List every record label named in the review of Work Softer Revisited.

» **Passage given**
[BEGIN]

Work Softer RevisitedPerc

Work Softer Revisited

Work Softer

Label: Prosthetic Pressings

Format: 12”
Release Date: 27/02/13

I’m not sure quite how to start writing about this release without resorting to unnecessary superlatives, or coming across as an overexcited, wide eyed, little boy at his first rave – but fuck me, this is good! Work Softer first surfaced back in 2008 as the scintillating b-side to Perc’s otherwise unremarkable Work Harder EP. The track is perhaps best known for Matador’s remix which injected a sense of space into the original’s claustrophobic and densely knitted sonic landscape. 

Five years on, this strain of Industrial Techno is the trend du jour, seemingly in an act of clairvoyance, Ali Wells’ Perc Trax (amongst others) were early exponents of the second wave of industrial flavoured techno, with the likes of Avian, Ancient Methods and the Perc Trax roster atop its crest. In a scene now saturated with an overwhelming glut of mediocre producers clamouring to stake their claim-with hypertensile but otherwise forgettable records, it’s understandably a measure of talent and modicum of hope, when a record stands out from the heaps of amorphous 12”. Work Softer Revisited is such a thing, consisting of three remixes – two by German/Canadian duo Desonanz, the other by Hands Productions affiliates, Orphx.

[END]

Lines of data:
[BEGIN]

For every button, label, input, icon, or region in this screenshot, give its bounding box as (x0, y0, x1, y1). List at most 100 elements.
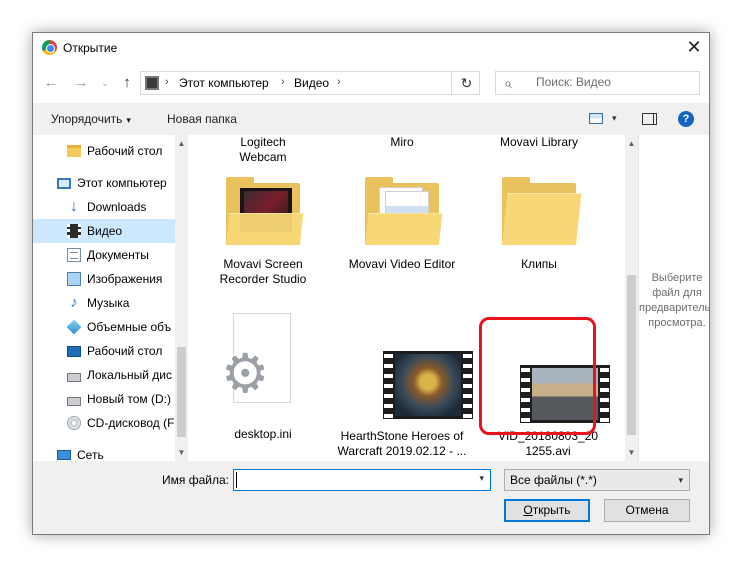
sidebar-item-3d-objects[interactable]: Объемные объ (33, 315, 175, 339)
chrome-icon (42, 40, 57, 55)
open-accelerator: О (523, 503, 533, 517)
sidebar-item-label: Музыка (87, 296, 130, 310)
sidebar-item-new-volume[interactable]: Новый том (D:) (33, 387, 175, 411)
open-file-dialog: Открытие ✕ ← → ⌄ ↑ › Этот компьютер › Ви… (32, 32, 710, 535)
sidebar-item-this-pc[interactable]: Этот компьютер (33, 171, 175, 195)
pictures-icon (67, 272, 81, 286)
scroll-down-icon[interactable]: ▼ (625, 444, 638, 461)
file-name-panel: Имя файла: ▾ Все файлы (*.*) ▾ Открыть О… (33, 461, 709, 534)
scroll-up-icon[interactable]: ▲ (175, 135, 188, 152)
sidebar-item-local-disk[interactable]: Локальный дис (33, 363, 175, 387)
navigation-bar: ← → ⌄ ↑ › Этот компьютер › Видео › ↻ ⌕ (33, 63, 709, 103)
file-name: Logitech Webcam (239, 135, 287, 164)
new-folder-button[interactable]: Новая папка (167, 112, 237, 126)
file-name: HearthStone Heroes of Warcraft 2019.02.1… (337, 429, 467, 458)
scroll-thumb[interactable] (627, 275, 636, 435)
file-name: desktop.ini (234, 427, 292, 441)
address-bar[interactable]: › Этот компьютер › Видео › (140, 71, 480, 95)
breadcrumb-videos[interactable]: Видео (294, 76, 329, 90)
preview-pane-icon[interactable] (642, 113, 657, 125)
cancel-button[interactable]: Отмена (604, 499, 690, 522)
highlight-annotation (479, 317, 596, 435)
video-folder-icon (145, 76, 159, 90)
file-type-filter[interactable]: Все файлы (*.*) ▾ (504, 469, 690, 491)
up-icon[interactable]: ↑ (117, 73, 137, 93)
sidebar-item-label: CD-дисковод (F: (87, 416, 175, 430)
organize-button[interactable]: Упорядочить ▾ (51, 112, 131, 126)
file-name: Клипы (521, 257, 557, 271)
file-item-desktop-ini[interactable]: ⚙ desktop.ini (198, 313, 328, 453)
refresh-icon[interactable]: ↻ (451, 72, 481, 94)
folder-icon (226, 177, 304, 245)
help-icon[interactable]: ? (678, 111, 694, 127)
sidebar-item-desktop[interactable]: Рабочий стол (33, 339, 175, 363)
sidebar-item-label: Объемные объ (87, 320, 172, 334)
computer-icon (57, 177, 71, 189)
forward-icon[interactable]: → (71, 73, 91, 93)
download-icon: ↓ (70, 198, 78, 215)
title-bar: Открытие ✕ (33, 33, 709, 63)
drive-icon (67, 372, 81, 382)
sidebar-item-music[interactable]: ♪ Музыка (33, 291, 175, 315)
sidebar-item-label: Этот компьютер (77, 176, 167, 190)
cd-drive-icon (67, 416, 81, 430)
scroll-up-icon[interactable]: ▲ (625, 135, 638, 152)
toolbar: Упорядочить ▾ Новая папка ▾ ? (33, 103, 709, 135)
music-icon: ♪ (70, 294, 78, 311)
sidebar-item-network[interactable]: Сеть (33, 443, 175, 461)
breadcrumb-this-pc[interactable]: Этот компьютер (179, 76, 269, 90)
sidebar-item-videos[interactable]: Видео (33, 219, 175, 243)
folder-icon (502, 177, 582, 245)
file-name: Movavi Library (499, 135, 579, 149)
scroll-down-icon[interactable]: ▼ (175, 444, 188, 461)
file-item-folder[interactable]: Клипы (474, 177, 604, 299)
filename-input[interactable] (236, 472, 466, 488)
sidebar-item-label: Downloads (87, 200, 147, 214)
breadcrumb-separator[interactable]: › (281, 76, 285, 88)
file-item-movavi-library[interactable]: Movavi Library (474, 135, 604, 150)
sidebar-item-label: Новый том (D:) (87, 392, 171, 406)
3d-objects-icon (66, 319, 82, 335)
filename-label: Имя файла: (162, 473, 229, 487)
close-icon[interactable]: ✕ (679, 33, 709, 63)
file-item-video[interactable]: HearthStone Heroes of Warcraft 2019.02.1… (337, 313, 473, 461)
search-input[interactable] (536, 75, 696, 89)
chevron-down-icon: ▾ (678, 475, 683, 485)
sidebar-scrollbar[interactable]: ▲ ▼ (175, 135, 188, 461)
breadcrumb-separator[interactable]: › (337, 76, 341, 88)
folder-icon (67, 145, 81, 157)
sidebar-item-desktop-quick[interactable]: Рабочий стол (33, 139, 175, 163)
file-item-miro[interactable]: Miro (337, 135, 467, 150)
sidebar-item-pictures[interactable]: Изображения (33, 267, 175, 291)
video-thumbnail-icon (383, 351, 473, 419)
file-item-folder[interactable]: Movavi Screen Recorder Studio (198, 177, 328, 299)
filename-combobox[interactable]: ▾ (233, 469, 491, 491)
sidebar-item-documents[interactable]: Документы (33, 243, 175, 267)
sidebar-item-label: Сеть (77, 448, 104, 461)
scroll-thumb[interactable] (177, 347, 186, 437)
file-list-scrollbar[interactable]: ▲ ▼ (625, 135, 638, 461)
file-item-logitech-webcam[interactable]: Logitech Webcam (198, 135, 328, 165)
file-name: Movavi Video Editor (348, 257, 456, 271)
folder-icon (365, 177, 443, 245)
sidebar-item-downloads[interactable]: ↓ Downloads (33, 195, 175, 219)
video-icon (67, 224, 81, 238)
gear-icon: ⚙ (221, 344, 270, 404)
file-item-folder[interactable]: Movavi Video Editor (337, 177, 467, 299)
sidebar-item-label: Документы (87, 248, 149, 262)
sidebar-item-label: Изображения (87, 272, 163, 286)
back-icon[interactable]: ← (41, 73, 61, 93)
desktop-icon (67, 345, 81, 357)
file-name: Miro (390, 135, 414, 149)
open-button[interactable]: Открыть (504, 499, 590, 522)
chevron-down-icon: ▾ (126, 115, 131, 125)
sidebar-item-label: Локальный дис (87, 368, 172, 382)
sidebar-item-cd-drive[interactable]: CD-дисковод (F: (33, 411, 175, 435)
view-mode-icon[interactable] (589, 113, 603, 124)
open-label: ткрыть (532, 503, 571, 517)
chevron-down-icon[interactable]: ▾ (612, 113, 617, 124)
recent-locations-icon[interactable]: ⌄ (95, 73, 115, 93)
search-box[interactable]: ⌕ (495, 71, 700, 95)
sidebar-item-label: Рабочий стол (87, 344, 163, 358)
chevron-down-icon[interactable]: ▾ (479, 473, 484, 484)
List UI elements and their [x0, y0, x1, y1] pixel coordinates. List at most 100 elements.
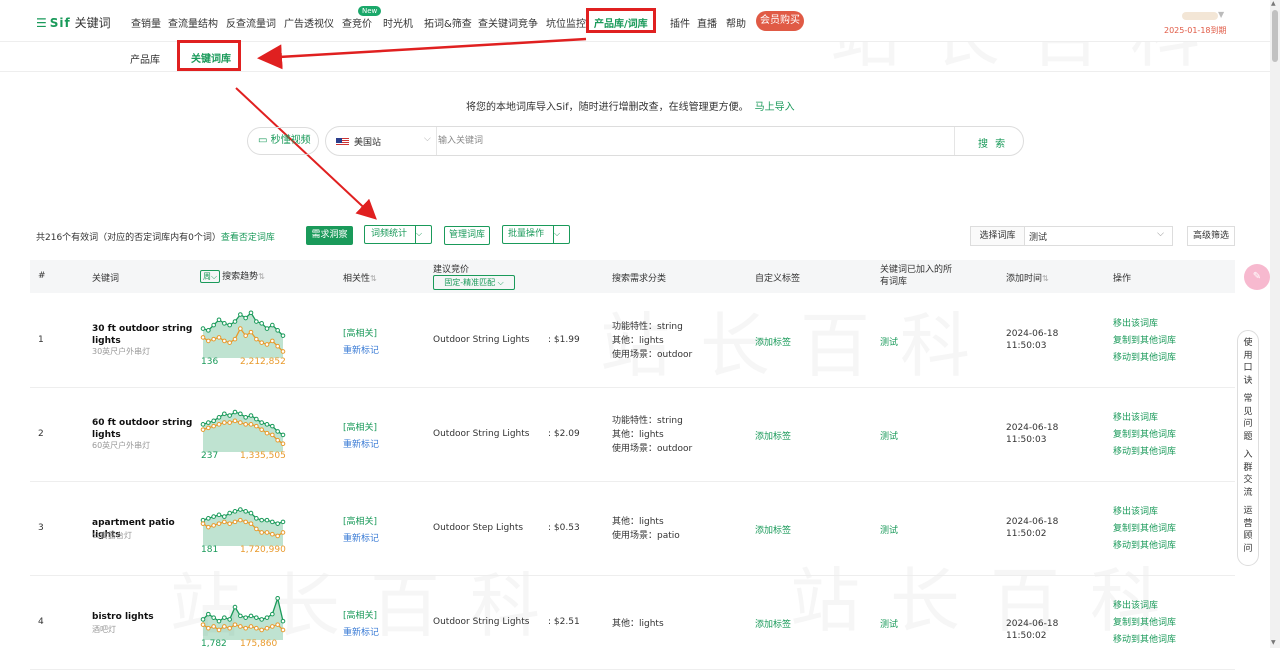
trend-point [270, 432, 275, 438]
scrollbar[interactable] [1270, 0, 1280, 648]
chevron-down-icon[interactable]: ⌵ [415, 225, 431, 244]
sort-icon[interactable]: ⇅ [1042, 274, 1049, 283]
trend-point [232, 409, 238, 415]
trend-point [259, 420, 264, 425]
manage-library-button[interactable]: 管理词库 [444, 226, 490, 245]
header-ops: 操作 [1113, 274, 1132, 284]
advanced-filter-button[interactable]: 高级筛选 [1187, 226, 1235, 246]
trend-point [280, 530, 286, 535]
move-to-library-link[interactable]: 移动到其他词库 [1113, 444, 1176, 461]
chevron-down-icon[interactable]: ⌵ [424, 134, 431, 144]
remove-from-library-link[interactable]: 移出该词库 [1113, 316, 1176, 333]
remark-link[interactable]: 重新标记 [343, 531, 379, 544]
trend-point [216, 422, 222, 427]
trend-point [270, 519, 275, 525]
library-link[interactable]: 测试 [880, 523, 898, 536]
chat-icon[interactable]: ✎ [1244, 264, 1270, 290]
keyword-translation: 公寓露台灯 [92, 531, 132, 540]
trend-point [259, 517, 264, 523]
trend-point [259, 427, 264, 432]
keyword-text[interactable]: 30 ft outdoor string lights [92, 323, 196, 347]
trend-point [254, 526, 259, 532]
trend-point [248, 624, 254, 629]
copy-to-library-link[interactable]: 复制到其他词库 [1113, 615, 1176, 632]
remove-from-library-link[interactable]: 移出该词库 [1113, 504, 1176, 521]
library-link[interactable]: 测试 [880, 617, 898, 630]
trend-period-select[interactable]: 周⌵ [200, 270, 221, 283]
remove-from-library-link[interactable]: 移出该词库 [1113, 410, 1176, 427]
trend-point [206, 338, 211, 344]
bid-mode-select[interactable]: 固定-精准匹配 ⌵ [433, 275, 515, 290]
demand-item: 功能特性：string [612, 416, 683, 426]
word-frequency-button[interactable]: 词频统计 ⌵ [364, 225, 432, 244]
trend-point [200, 326, 206, 331]
header-relevance-label: 相关性 [343, 274, 371, 284]
demand-insight-button[interactable]: 需求洞察 [306, 226, 353, 245]
move-to-library-link[interactable]: 移动到其他词库 [1113, 538, 1176, 555]
trend-point [243, 625, 248, 631]
keyword-text[interactable]: bistro lights [92, 611, 196, 623]
word-frequency-label: 词频统计 [371, 229, 408, 239]
trend-sparkline[interactable] [200, 496, 286, 546]
library-link[interactable]: 测试 [880, 335, 898, 348]
chevron-down-icon[interactable]: ⌵ [553, 225, 569, 244]
batch-operation-button[interactable]: 批量操作 ⌵ [502, 225, 570, 244]
import-link[interactable]: 马上导入 [755, 102, 795, 113]
add-tag-link[interactable]: 添加标签 [755, 429, 791, 442]
add-tag-link[interactable]: 添加标签 [755, 617, 791, 630]
trend-sparkline[interactable] [200, 308, 286, 358]
sort-icon[interactable]: ⇅ [370, 274, 377, 283]
trend-point [211, 322, 216, 328]
trend-point [259, 617, 264, 622]
sidebar-item-join-group[interactable]: 入群交流 [1243, 449, 1253, 499]
remark-link[interactable]: 重新标记 [343, 343, 379, 356]
remove-from-library-link[interactable]: 移出该词库 [1113, 598, 1176, 615]
trend-point [270, 531, 275, 537]
keyword-text[interactable]: 60 ft outdoor string lights [92, 417, 196, 441]
scroll-up-icon[interactable]: ▲ [1271, 0, 1276, 7]
trend-sparkline[interactable] [200, 590, 286, 640]
site-select[interactable]: 美国站 [336, 135, 381, 148]
copy-to-library-link[interactable]: 复制到其他词库 [1113, 333, 1176, 350]
rank-value: 181 [201, 545, 219, 555]
trend-point [216, 335, 222, 340]
negative-library-link[interactable]: 查看否定词库 [221, 233, 275, 243]
remark-link[interactable]: 重新标记 [343, 437, 379, 450]
video-button[interactable]: ▭ 秒懂视频 [247, 127, 319, 155]
table-header: # 关键词 周⌵ 搜索趋势⇅ 相关性⇅ 建议竞价 固定-精准匹配 ⌵ 搜索需求分类… [30, 260, 1235, 293]
search-button[interactable]: 搜 索 [978, 135, 1007, 150]
demand-item: 使用场景：outdoor [612, 444, 693, 454]
move-to-library-link[interactable]: 移动到其他词库 [1113, 632, 1176, 649]
trend-point [280, 627, 286, 633]
demand-item: 使用场景：outdoor [612, 350, 693, 360]
trend-sparkline[interactable] [200, 402, 286, 452]
sidebar-item-faq[interactable]: 常见问题 [1243, 393, 1253, 443]
category-text: Outdoor String Lights [433, 429, 530, 439]
trend-point [264, 422, 270, 427]
sidebar-item-tips[interactable]: 使用口诀 [1243, 337, 1253, 387]
scrollbar-thumb[interactable] [1272, 10, 1278, 62]
header-relevance[interactable]: 相关性⇅ [343, 271, 377, 284]
copy-to-library-link[interactable]: 复制到其他词库 [1113, 427, 1176, 444]
sort-icon[interactable]: ⇅ [258, 272, 265, 281]
header-trend[interactable]: 周⌵ 搜索趋势⇅ [200, 269, 265, 283]
move-to-library-link[interactable]: 移动到其他词库 [1113, 350, 1176, 367]
add-tag-link[interactable]: 添加标签 [755, 335, 791, 348]
remark-link[interactable]: 重新标记 [343, 625, 379, 638]
add-tag-link[interactable]: 添加标签 [755, 523, 791, 536]
scroll-down-icon[interactable]: ▼ [1271, 639, 1276, 646]
keyword-search-input[interactable] [438, 131, 938, 151]
trend-point [248, 510, 254, 516]
sidebar-item-consultant[interactable]: 运营顾问 [1243, 505, 1253, 555]
library-link[interactable]: 测试 [880, 429, 898, 442]
trend-point [206, 328, 211, 333]
relevance-badge: [高相关] [343, 611, 378, 621]
trend-point [264, 326, 270, 331]
table-row: 2 60 ft outdoor string lights 60英尺户外串灯 2… [30, 388, 1235, 482]
copy-to-library-link[interactable]: 复制到其他词库 [1113, 521, 1176, 538]
library-select[interactable]: 选择词库 测试 ⌵ [970, 226, 1173, 246]
trend-point [222, 321, 227, 326]
header-added-time[interactable]: 添加时间⇅ [1006, 271, 1049, 284]
trend-point [243, 315, 248, 321]
trend-point [238, 312, 243, 317]
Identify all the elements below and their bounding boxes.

[END]

» **Task output**
Prosthetic Pressings, Perc Trax, Hands Productions